Work to complete ▸
Extract each line of the data below exactly as written.

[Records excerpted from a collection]

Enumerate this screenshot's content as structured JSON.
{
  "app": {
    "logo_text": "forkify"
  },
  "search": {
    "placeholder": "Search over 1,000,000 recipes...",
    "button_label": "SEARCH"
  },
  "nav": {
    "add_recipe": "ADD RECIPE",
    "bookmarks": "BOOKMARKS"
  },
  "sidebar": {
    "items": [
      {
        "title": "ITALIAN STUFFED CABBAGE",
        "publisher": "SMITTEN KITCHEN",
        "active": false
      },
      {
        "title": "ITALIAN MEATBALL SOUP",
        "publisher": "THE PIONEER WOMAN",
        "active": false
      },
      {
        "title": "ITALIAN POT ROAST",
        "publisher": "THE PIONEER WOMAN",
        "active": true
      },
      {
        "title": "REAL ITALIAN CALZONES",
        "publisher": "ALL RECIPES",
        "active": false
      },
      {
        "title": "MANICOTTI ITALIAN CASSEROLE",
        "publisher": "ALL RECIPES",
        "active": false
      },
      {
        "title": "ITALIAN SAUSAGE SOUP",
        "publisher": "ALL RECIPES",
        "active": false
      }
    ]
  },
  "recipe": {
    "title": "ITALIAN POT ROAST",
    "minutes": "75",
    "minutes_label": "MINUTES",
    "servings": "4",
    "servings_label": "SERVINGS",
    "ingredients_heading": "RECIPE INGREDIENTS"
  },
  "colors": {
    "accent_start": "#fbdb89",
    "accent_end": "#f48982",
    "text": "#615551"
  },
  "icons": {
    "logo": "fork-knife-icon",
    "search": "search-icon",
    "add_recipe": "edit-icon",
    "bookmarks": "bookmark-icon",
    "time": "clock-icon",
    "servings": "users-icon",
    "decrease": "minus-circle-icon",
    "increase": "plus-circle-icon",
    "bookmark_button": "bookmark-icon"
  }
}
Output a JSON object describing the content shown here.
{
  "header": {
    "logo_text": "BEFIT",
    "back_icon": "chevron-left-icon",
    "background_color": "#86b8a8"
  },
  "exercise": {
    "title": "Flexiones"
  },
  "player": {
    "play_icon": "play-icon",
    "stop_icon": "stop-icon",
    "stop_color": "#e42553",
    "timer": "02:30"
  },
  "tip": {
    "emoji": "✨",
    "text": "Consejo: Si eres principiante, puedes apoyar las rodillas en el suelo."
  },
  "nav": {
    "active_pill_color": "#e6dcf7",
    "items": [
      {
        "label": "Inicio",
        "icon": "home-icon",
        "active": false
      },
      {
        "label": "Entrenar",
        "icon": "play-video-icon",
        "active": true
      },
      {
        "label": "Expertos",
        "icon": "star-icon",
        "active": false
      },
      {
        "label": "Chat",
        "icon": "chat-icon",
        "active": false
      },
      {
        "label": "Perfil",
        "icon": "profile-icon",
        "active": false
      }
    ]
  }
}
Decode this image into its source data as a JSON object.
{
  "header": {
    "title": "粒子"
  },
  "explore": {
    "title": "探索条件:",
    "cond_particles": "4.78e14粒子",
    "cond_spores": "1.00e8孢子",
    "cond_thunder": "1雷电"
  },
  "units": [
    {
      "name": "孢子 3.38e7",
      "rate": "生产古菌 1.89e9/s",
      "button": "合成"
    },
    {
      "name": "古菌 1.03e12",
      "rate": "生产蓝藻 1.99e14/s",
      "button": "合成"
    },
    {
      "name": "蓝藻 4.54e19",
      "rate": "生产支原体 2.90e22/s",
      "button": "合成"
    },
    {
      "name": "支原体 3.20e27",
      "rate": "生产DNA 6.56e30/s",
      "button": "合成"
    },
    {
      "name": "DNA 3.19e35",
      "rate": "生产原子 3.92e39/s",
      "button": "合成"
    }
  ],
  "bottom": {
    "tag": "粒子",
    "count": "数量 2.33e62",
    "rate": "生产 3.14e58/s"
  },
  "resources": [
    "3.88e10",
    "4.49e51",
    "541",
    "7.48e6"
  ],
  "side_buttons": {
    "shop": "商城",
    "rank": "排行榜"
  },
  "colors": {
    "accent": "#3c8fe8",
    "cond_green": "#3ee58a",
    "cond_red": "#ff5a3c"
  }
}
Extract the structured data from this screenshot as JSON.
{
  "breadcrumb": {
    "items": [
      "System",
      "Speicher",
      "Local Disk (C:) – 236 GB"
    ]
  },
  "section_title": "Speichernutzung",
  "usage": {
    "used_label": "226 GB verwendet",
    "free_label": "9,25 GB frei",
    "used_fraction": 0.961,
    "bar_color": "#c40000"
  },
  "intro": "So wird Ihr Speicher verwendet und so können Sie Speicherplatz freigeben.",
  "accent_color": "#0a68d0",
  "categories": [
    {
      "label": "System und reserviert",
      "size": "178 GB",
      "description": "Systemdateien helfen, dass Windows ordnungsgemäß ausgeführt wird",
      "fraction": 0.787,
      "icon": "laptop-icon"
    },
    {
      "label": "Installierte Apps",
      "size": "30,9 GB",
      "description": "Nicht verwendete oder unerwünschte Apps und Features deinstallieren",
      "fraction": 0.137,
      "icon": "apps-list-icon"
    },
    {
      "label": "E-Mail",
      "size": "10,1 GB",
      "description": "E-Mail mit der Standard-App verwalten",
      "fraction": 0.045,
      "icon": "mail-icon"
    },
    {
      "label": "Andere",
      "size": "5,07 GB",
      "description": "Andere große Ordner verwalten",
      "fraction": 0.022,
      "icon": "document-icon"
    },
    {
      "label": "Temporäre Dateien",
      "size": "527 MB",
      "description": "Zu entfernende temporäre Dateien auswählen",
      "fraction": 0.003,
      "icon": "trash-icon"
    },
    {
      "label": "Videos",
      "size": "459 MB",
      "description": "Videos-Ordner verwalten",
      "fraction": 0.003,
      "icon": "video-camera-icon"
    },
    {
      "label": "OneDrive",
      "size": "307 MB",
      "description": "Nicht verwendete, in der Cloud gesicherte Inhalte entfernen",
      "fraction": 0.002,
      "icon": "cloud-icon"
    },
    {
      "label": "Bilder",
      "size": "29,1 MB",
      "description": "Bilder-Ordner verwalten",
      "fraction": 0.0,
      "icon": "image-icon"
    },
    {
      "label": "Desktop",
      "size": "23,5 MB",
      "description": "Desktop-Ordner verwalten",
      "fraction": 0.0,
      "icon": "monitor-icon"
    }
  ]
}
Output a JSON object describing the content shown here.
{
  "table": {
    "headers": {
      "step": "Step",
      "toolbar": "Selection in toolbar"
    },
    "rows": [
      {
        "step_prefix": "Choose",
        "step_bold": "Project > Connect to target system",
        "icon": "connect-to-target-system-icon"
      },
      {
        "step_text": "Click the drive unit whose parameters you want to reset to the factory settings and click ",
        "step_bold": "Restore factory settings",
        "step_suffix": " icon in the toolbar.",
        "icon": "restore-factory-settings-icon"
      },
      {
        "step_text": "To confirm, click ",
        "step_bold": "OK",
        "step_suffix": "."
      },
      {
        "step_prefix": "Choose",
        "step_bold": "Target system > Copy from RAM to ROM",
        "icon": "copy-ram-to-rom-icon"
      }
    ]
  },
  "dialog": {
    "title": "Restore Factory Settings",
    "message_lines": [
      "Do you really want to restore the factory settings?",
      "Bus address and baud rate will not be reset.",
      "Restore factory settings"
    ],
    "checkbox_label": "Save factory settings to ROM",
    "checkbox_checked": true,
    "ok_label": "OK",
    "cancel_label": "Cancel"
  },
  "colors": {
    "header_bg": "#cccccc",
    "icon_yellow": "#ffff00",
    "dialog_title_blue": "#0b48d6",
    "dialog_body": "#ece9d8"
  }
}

Written response ▸
Enumerate this screenshot's content as structured JSON.
{
  "app": {
    "logo_text": "forkify"
  },
  "search": {
    "placeholder": "Search over 1,000,000 recipes...",
    "button_label": "SEARCH"
  },
  "nav": {
    "add_recipe": "ADD RECIPE",
    "bookmarks": "BOOKMARKS"
  },
  "sidebar": {
    "items": [
      {
        "title": "ITALIAN STUFFED CABBAGE",
        "publisher": "SMITTEN KITCHEN",
        "active": false
      },
      {
        "title": "ITALIAN MEATBALL SOUP",
        "publisher": "THE PIONEER WOMAN",
        "active": false
      },
      {
        "title": "ITALIAN POT ROAST",
        "publisher": "THE PIONEER WOMAN",
        "active": true
      },
      {
        "title": "REAL ITALIAN CALZONES",
        "publisher": "ALL RECIPES",
        "active": false
      },
      {
        "title": "MANICOTTI ITALIAN CASSEROLE",
        "publisher": "ALL RECIPES",
        "active": false
      },
      {
        "title": "ITALIAN SAUSAGE SOUP",
        "publisher": "ALL RECIPES",
        "active": false
      }
    ]
  },
  "recipe": {
    "title": "ITALIAN POT ROAST",
    "minutes": "75",
    "minutes_label": "MINUTES",
    "servings": "4",
    "servings_label": "SERVINGS",
    "ingredients_heading": "RECIPE INGREDIENTS"
  },
  "colors": {
    "accent_start": "#fbdb89",
    "accent_end": "#f48982",
    "text": "#615551"
  },
  "icons": {
    "logo": "fork-knife-icon",
    "search": "search-icon",
    "add_recipe": "edit-icon",
    "bookmarks": "bookmark-icon",
    "time": "clock-icon",
    "servings": "users-icon",
    "decrease": "minus-circle-icon",
    "increase": "plus-circle-icon",
    "bookmark_button": "bookmark-icon"
  }
}
Output a JSON object describing the content shown here.
{
  "header": {
    "logo_text": "BEFIT",
    "back_icon": "chevron-left-icon",
    "background_color": "#86b8a8"
  },
  "exercise": {
    "title": "Flexiones"
  },
  "player": {
    "play_icon": "play-icon",
    "stop_icon": "stop-icon",
    "stop_color": "#e42553",
    "timer": "02:30"
  },
  "tip": {
    "emoji": "✨",
    "text": "Consejo: Si eres principiante, puedes apoyar las rodillas en el suelo."
  },
  "nav": {
    "active_pill_color": "#e6dcf7",
    "items": [
      {
        "label": "Inicio",
        "icon": "home-icon",
        "active": false
      },
      {
        "label": "Entrenar",
        "icon": "play-video-icon",
        "active": true
      },
      {
        "label": "Expertos",
        "icon": "star-icon",
        "active": false
      },
      {
        "label": "Chat",
        "icon": "chat-icon",
        "active": false
      },
      {
        "label": "Perfil",
        "icon": "profile-icon",
        "active": false
      }
    ]
  }
}
Decode this image into its source data as a JSON object.
{
  "header": {
    "title": "粒子"
  },
  "explore": {
    "title": "探索条件:",
    "cond_particles": "4.78e14粒子",
    "cond_spores": "1.00e8孢子",
    "cond_thunder": "1雷电"
  },
  "units": [
    {
      "name": "孢子 3.38e7",
      "rate": "生产古菌 1.89e9/s",
      "button": "合成"
    },
    {
      "name": "古菌 1.03e12",
      "rate": "生产蓝藻 1.99e14/s",
      "button": "合成"
    },
    {
      "name": "蓝藻 4.54e19",
      "rate": "生产支原体 2.90e22/s",
      "button": "合成"
    },
    {
      "name": "支原体 3.20e27",
      "rate": "生产DNA 6.56e30/s",
      "button": "合成"
    },
    {
      "name": "DNA 3.19e35",
      "rate": "生产原子 3.92e39/s",
      "button": "合成"
    }
  ],
  "bottom": {
    "tag": "粒子",
    "count": "数量 2.33e62",
    "rate": "生产 3.14e58/s"
  },
  "resources": [
    "3.88e10",
    "4.49e51",
    "541",
    "7.48e6"
  ],
  "side_buttons": {
    "shop": "商城",
    "rank": "排行榜"
  },
  "colors": {
    "accent": "#3c8fe8",
    "cond_green": "#3ee58a",
    "cond_red": "#ff5a3c"
  }
}
Extract the structured data from this screenshot as JSON.
{
  "breadcrumb": {
    "items": [
      "System",
      "Speicher",
      "Local Disk (C:) – 236 GB"
    ]
  },
  "section_title": "Speichernutzung",
  "usage": {
    "used_label": "226 GB verwendet",
    "free_label": "9,25 GB frei",
    "used_fraction": 0.961,
    "bar_color": "#c40000"
  },
  "intro": "So wird Ihr Speicher verwendet und so können Sie Speicherplatz freigeben.",
  "accent_color": "#0a68d0",
  "categories": [
    {
      "label": "System und reserviert",
      "size": "178 GB",
      "description": "Systemdateien helfen, dass Windows ordnungsgemäß ausgeführt wird",
      "fraction": 0.787,
      "icon": "laptop-icon"
    },
    {
      "label": "Installierte Apps",
      "size": "30,9 GB",
      "description": "Nicht verwendete oder unerwünschte Apps und Features deinstallieren",
      "fraction": 0.137,
      "icon": "apps-list-icon"
    },
    {
      "label": "E-Mail",
      "size": "10,1 GB",
      "description": "E-Mail mit der Standard-App verwalten",
      "fraction": 0.045,
      "icon": "mail-icon"
    },
    {
      "label": "Andere",
      "size": "5,07 GB",
      "description": "Andere große Ordner verwalten",
      "fraction": 0.022,
      "icon": "document-icon"
    },
    {
      "label": "Temporäre Dateien",
      "size": "527 MB",
      "description": "Zu entfernende temporäre Dateien auswählen",
      "fraction": 0.003,
      "icon": "trash-icon"
    },
    {
      "label": "Videos",
      "size": "459 MB",
      "description": "Videos-Ordner verwalten",
      "fraction": 0.003,
      "icon": "video-camera-icon"
    },
    {
      "label": "OneDrive",
      "size": "307 MB",
      "description": "Nicht verwendete, in der Cloud gesicherte Inhalte entfernen",
      "fraction": 0.002,
      "icon": "cloud-icon"
    },
    {
      "label": "Bilder",
      "size": "29,1 MB",
      "description": "Bilder-Ordner verwalten",
      "fraction": 0.0,
      "icon": "image-icon"
    },
    {
      "label": "Desktop",
      "size": "23,5 MB",
      "description": "Desktop-Ordner verwalten",
      "fraction": 0.0,
      "icon": "monitor-icon"
    }
  ]
}
Output a JSON object describing the content shown here.
{
  "table": {
    "headers": {
      "step": "Step",
      "toolbar": "Selection in toolbar"
    },
    "rows": [
      {
        "step_prefix": "Choose",
        "step_bold": "Project > Connect to target system",
        "icon": "connect-to-target-system-icon"
      },
      {
        "step_text": "Click the drive unit whose parameters you want to reset to the factory settings and click ",
        "step_bold": "Restore factory settings",
        "step_suffix": " icon in the toolbar.",
        "icon": "restore-factory-settings-icon"
      },
      {
        "step_text": "To confirm, click ",
        "step_bold": "OK",
        "step_suffix": "."
      },
      {
        "step_prefix": "Choose",
        "step_bold": "Target system > Copy from RAM to ROM",
        "icon": "copy-ram-to-rom-icon"
      }
    ]
  },
  "dialog": {
    "title": "Restore Factory Settings",
    "message_lines": [
      "Do you really want to restore the factory settings?",
      "Bus address and baud rate will not be reset.",
      "Restore factory settings"
    ],
    "checkbox_label": "Save factory settings to ROM",
    "checkbox_checked": true,
    "ok_label": "OK",
    "cancel_label": "Cancel"
  },
  "colors": {
    "header_bg": "#cccccc",
    "icon_yellow": "#ffff00",
    "dialog_title_blue": "#0b48d6",
    "dialog_body": "#ece9d8"
  }
}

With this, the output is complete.